## Set exercise
Below are some records. Copy every line in them that holds "username".
>> Begin Provided information
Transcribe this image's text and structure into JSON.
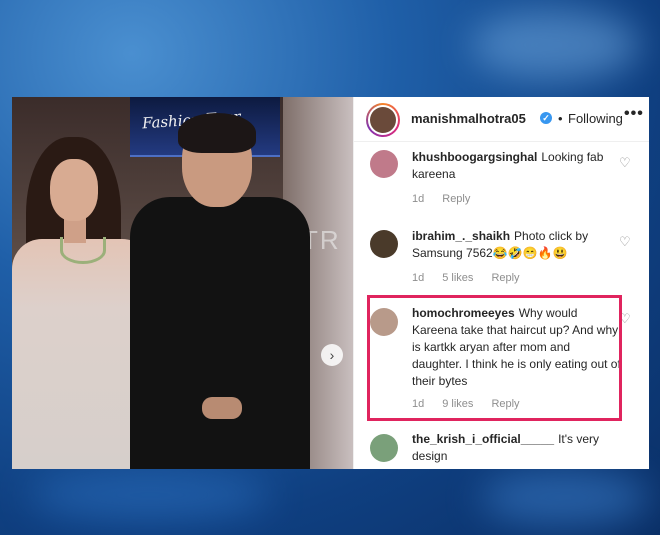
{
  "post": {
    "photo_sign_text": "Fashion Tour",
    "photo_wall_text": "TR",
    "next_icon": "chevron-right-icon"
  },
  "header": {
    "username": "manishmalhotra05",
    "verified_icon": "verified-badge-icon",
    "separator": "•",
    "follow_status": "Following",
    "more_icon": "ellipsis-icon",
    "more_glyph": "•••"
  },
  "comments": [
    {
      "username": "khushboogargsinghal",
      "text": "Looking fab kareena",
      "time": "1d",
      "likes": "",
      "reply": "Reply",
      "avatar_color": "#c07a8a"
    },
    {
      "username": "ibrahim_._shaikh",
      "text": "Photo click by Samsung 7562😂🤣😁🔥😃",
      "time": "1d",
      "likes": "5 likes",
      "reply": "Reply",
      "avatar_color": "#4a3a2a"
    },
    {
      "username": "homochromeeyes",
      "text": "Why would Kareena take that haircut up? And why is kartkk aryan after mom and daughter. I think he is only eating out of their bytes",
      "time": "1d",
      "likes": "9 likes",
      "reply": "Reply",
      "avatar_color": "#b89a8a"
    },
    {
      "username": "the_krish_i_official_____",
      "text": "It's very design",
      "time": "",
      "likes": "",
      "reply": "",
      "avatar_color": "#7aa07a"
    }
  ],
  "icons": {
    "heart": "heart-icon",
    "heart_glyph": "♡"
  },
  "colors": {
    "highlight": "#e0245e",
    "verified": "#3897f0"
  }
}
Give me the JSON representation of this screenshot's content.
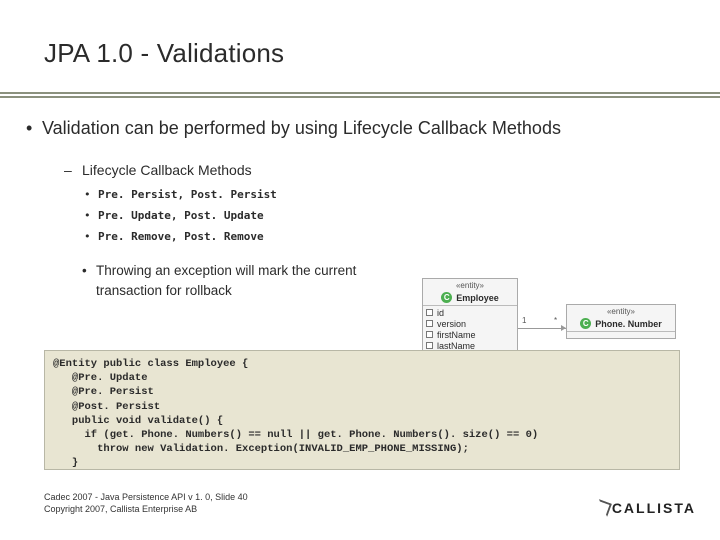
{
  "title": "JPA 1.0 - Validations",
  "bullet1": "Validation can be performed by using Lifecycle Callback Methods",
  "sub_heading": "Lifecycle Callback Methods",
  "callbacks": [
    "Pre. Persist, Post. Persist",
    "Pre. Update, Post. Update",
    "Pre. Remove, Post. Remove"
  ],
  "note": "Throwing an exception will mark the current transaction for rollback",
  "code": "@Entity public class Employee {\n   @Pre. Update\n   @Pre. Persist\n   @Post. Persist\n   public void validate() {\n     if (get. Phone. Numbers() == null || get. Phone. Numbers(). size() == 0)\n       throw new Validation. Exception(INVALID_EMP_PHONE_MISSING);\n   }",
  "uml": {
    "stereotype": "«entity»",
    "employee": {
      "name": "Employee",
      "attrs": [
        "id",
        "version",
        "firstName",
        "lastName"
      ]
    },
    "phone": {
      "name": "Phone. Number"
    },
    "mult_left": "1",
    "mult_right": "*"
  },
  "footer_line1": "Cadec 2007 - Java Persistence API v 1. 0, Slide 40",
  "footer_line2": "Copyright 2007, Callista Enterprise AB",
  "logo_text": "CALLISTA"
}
>> End Provided information
>> Begin Provided information
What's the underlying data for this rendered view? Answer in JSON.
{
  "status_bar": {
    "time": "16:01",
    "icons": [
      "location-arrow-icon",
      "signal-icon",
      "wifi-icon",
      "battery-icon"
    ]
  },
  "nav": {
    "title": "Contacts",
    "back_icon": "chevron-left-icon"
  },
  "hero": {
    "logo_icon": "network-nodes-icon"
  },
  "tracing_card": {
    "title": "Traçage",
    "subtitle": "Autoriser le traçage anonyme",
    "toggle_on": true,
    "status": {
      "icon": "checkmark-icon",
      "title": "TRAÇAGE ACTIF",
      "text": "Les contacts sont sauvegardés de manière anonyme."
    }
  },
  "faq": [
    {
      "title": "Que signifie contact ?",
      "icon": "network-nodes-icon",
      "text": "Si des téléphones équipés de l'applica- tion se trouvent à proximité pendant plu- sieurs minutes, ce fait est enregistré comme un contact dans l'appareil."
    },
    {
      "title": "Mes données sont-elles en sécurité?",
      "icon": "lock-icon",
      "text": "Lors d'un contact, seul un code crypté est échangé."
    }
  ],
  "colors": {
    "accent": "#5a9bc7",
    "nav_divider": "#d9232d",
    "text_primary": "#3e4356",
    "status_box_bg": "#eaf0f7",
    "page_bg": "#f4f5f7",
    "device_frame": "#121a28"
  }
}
>> End Provided information
>> Begin Provided information
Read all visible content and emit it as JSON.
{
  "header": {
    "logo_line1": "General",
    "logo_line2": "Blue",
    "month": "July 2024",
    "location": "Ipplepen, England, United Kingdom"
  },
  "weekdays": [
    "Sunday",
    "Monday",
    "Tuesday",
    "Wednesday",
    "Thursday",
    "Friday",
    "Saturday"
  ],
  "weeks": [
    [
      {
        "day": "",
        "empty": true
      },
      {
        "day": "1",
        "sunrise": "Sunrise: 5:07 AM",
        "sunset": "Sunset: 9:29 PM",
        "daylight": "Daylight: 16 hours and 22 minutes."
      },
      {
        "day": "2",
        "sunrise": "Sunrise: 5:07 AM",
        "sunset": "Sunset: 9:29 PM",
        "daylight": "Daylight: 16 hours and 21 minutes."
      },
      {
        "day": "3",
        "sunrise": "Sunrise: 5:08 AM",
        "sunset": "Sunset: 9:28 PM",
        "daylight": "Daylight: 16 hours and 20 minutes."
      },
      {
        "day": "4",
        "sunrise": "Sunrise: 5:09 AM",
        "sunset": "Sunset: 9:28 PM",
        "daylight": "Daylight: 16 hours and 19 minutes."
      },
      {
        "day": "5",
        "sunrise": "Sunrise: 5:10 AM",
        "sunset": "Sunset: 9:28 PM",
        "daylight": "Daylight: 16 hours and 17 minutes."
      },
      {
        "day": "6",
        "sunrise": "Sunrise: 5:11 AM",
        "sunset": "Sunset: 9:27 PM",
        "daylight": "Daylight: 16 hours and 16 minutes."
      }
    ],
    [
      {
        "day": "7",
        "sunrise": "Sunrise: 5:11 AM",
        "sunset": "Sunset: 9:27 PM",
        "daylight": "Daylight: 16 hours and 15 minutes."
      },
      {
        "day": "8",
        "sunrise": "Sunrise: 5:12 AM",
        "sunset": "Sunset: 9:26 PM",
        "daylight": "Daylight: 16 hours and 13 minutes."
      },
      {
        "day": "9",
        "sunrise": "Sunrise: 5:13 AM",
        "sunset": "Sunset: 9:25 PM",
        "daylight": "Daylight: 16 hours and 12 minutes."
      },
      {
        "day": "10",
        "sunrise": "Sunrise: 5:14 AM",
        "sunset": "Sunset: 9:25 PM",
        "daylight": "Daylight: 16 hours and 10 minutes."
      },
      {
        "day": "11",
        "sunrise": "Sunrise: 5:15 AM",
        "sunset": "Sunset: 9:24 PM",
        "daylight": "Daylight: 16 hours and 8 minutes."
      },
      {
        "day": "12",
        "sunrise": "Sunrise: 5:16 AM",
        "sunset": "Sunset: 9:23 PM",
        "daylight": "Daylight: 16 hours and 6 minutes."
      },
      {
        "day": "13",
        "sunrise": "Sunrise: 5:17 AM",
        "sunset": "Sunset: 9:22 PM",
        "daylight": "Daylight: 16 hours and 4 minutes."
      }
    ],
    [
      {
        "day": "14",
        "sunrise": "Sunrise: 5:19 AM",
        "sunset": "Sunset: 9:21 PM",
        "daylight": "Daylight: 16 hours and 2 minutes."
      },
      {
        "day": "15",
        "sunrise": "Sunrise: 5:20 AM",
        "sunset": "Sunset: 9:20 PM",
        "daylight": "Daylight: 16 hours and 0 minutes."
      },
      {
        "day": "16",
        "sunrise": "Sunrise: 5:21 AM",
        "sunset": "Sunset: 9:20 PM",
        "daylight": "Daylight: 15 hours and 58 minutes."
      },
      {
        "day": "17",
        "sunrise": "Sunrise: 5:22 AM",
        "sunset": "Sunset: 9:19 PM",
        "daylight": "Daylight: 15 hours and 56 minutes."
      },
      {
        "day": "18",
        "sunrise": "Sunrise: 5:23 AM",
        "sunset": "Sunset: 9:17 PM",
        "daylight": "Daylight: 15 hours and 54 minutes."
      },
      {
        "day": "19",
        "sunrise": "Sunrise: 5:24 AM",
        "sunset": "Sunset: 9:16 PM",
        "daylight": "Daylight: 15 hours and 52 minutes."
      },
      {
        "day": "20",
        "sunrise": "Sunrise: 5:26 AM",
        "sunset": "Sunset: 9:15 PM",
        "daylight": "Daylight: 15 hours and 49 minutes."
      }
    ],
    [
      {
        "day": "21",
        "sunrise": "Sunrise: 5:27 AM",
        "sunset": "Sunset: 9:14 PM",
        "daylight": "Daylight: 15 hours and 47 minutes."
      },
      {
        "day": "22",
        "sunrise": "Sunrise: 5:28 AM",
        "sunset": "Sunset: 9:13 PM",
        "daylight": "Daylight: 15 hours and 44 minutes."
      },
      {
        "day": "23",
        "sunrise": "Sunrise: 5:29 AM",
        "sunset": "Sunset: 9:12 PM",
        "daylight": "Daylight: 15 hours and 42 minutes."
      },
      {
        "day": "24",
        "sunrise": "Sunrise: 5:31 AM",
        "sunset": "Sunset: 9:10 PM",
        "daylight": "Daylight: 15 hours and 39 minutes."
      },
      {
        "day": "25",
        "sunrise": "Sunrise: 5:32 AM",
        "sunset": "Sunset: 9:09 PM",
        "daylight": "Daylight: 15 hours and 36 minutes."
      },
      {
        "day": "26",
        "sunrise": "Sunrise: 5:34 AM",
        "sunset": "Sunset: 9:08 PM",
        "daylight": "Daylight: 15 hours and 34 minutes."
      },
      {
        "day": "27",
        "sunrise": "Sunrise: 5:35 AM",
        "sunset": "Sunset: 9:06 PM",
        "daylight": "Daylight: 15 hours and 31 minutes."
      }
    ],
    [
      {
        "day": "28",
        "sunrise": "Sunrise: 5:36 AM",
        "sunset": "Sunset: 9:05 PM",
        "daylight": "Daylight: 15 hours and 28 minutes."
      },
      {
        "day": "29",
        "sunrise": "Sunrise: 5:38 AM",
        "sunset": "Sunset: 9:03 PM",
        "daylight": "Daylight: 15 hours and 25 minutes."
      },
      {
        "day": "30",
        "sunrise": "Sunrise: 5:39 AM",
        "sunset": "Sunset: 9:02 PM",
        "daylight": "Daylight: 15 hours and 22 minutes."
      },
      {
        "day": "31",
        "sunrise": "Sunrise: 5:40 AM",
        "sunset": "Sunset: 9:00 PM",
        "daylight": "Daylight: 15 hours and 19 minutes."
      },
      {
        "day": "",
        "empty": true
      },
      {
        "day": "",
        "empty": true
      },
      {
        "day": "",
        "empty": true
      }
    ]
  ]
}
>> End Provided information
## Output of the task
    "username": "manishmalhotra05",
      "username": "khushboogargsinghal",
      "username": "ibrahim_._shaikh",
      "username": "homochromeeyes",
      "username": "the_krish_i_official_____",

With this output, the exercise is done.